[Excerpt from a dataset]
start
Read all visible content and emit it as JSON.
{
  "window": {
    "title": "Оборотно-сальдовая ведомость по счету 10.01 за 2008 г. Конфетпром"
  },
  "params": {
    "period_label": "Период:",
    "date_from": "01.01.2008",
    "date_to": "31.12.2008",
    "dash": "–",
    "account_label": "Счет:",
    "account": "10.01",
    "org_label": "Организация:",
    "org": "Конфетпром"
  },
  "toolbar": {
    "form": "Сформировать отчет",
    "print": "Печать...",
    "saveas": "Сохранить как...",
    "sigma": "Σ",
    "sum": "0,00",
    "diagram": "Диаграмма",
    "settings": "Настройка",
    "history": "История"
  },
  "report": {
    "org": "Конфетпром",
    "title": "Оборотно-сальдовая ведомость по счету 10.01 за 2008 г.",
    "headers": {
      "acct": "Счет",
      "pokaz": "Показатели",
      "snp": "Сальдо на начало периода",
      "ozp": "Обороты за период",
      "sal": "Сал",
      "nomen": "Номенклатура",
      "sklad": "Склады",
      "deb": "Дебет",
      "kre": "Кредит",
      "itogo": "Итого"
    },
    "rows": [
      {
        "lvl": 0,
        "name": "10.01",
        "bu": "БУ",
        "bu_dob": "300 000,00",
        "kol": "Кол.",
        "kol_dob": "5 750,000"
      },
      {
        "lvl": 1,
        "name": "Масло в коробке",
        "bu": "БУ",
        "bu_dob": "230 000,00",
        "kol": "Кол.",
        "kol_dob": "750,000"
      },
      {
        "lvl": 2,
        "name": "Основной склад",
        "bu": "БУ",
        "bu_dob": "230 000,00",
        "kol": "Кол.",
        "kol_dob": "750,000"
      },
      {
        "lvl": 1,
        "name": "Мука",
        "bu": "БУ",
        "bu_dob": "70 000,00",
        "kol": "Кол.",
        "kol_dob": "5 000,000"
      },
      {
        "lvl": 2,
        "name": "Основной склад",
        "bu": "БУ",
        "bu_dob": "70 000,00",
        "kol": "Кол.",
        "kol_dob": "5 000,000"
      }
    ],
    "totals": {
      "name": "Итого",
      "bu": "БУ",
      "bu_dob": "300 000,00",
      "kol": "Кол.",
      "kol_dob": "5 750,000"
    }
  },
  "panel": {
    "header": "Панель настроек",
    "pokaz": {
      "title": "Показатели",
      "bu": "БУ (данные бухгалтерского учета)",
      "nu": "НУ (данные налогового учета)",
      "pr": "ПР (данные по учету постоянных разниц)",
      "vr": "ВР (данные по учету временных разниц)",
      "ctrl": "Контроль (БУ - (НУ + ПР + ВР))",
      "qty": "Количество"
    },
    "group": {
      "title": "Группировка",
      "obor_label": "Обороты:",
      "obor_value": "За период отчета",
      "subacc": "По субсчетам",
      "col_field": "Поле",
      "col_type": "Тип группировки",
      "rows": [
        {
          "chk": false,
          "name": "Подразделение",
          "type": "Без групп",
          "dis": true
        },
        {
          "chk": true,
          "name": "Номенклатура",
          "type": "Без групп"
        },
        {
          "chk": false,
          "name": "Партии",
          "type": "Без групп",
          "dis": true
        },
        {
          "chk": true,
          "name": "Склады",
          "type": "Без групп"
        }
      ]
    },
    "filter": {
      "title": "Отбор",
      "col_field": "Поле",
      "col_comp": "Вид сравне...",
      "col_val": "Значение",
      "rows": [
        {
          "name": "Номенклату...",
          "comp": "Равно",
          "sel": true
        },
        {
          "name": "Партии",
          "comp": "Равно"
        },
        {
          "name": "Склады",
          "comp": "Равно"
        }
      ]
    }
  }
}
end
:: Given task ::
Would you reproduce all the entries exactly?

:: Final result ::
Read all visible content and emit it as JSON.
{
  "window": {
    "title": "Оборотно-сальдовая ведомость по счету 10.01 за 2008 г. Конфетпром"
  },
  "params": {
    "period_label": "Период:",
    "date_from": "01.01.2008",
    "date_to": "31.12.2008",
    "dash": "–",
    "account_label": "Счет:",
    "account": "10.01",
    "org_label": "Организация:",
    "org": "Конфетпром"
  },
  "toolbar": {
    "form": "Сформировать отчет",
    "print": "Печать...",
    "saveas": "Сохранить как...",
    "sigma": "Σ",
    "sum": "0,00",
    "diagram": "Диаграмма",
    "settings": "Настройка",
    "history": "История"
  },
  "report": {
    "org": "Конфетпром",
    "title": "Оборотно-сальдовая ведомость по счету 10.01 за 2008 г.",
    "headers": {
      "acct": "Счет",
      "pokaz": "Показатели",
      "snp": "Сальдо на начало периода",
      "ozp": "Обороты за период",
      "sal": "Сал",
      "nomen": "Номенклатура",
      "sklad": "Склады",
      "deb": "Дебет",
      "kre": "Кредит",
      "itogo": "Итого"
    },
    "rows": [
      {
        "lvl": 0,
        "name": "10.01",
        "bu": "БУ",
        "bu_dob": "300 000,00",
        "kol": "Кол.",
        "kol_dob": "5 750,000"
      },
      {
        "lvl": 1,
        "name": "Масло в коробке",
        "bu": "БУ",
        "bu_dob": "230 000,00",
        "kol": "Кол.",
        "kol_dob": "750,000"
      },
      {
        "lvl": 2,
        "name": "Основной склад",
        "bu": "БУ",
        "bu_dob": "230 000,00",
        "kol": "Кол.",
        "kol_dob": "750,000"
      },
      {
        "lvl": 1,
        "name": "Мука",
        "bu": "БУ",
        "bu_dob": "70 000,00",
        "kol": "Кол.",
        "kol_dob": "5 000,000"
      },
      {
        "lvl": 2,
        "name": "Основной склад",
        "bu": "БУ",
        "bu_dob": "70 000,00",
        "kol": "Кол.",
        "kol_dob": "5 000,000"
      }
    ],
    "totals": {
      "name": "Итого",
      "bu": "БУ",
      "bu_dob": "300 000,00",
      "kol": "Кол.",
      "kol_dob": "5 750,000"
    }
  },
  "panel": {
    "header": "Панель настроек",
    "pokaz": {
      "title": "Показатели",
      "bu": "БУ (данные бухгалтерского учета)",
      "nu": "НУ (данные налогового учета)",
      "pr": "ПР (данные по учету постоянных разниц)",
      "vr": "ВР (данные по учету временных разниц)",
      "ctrl": "Контроль (БУ - (НУ + ПР + ВР))",
      "qty": "Количество"
    },
    "group": {
      "title": "Группировка",
      "obor_label": "Обороты:",
      "obor_value": "За период отчета",
      "subacc": "По субсчетам",
      "col_field": "Поле",
      "col_type": "Тип группировки",
      "rows": [
        {
          "chk": false,
          "name": "Подразделение",
          "type": "Без групп",
          "dis": true
        },
        {
          "chk": true,
          "name": "Номенклатура",
          "type": "Без групп"
        },
        {
          "chk": false,
          "name": "Партии",
          "type": "Без групп",
          "dis": true
        },
        {
          "chk": true,
          "name": "Склады",
          "type": "Без групп"
        }
      ]
    },
    "filter": {
      "title": "Отбор",
      "col_field": "Поле",
      "col_comp": "Вид сравне...",
      "col_val": "Значение",
      "rows": [
        {
          "name": "Номенклату...",
          "comp": "Равно",
          "sel": true
        },
        {
          "name": "Партии",
          "comp": "Равно"
        },
        {
          "name": "Склады",
          "comp": "Равно"
        }
      ]
    }
  }
}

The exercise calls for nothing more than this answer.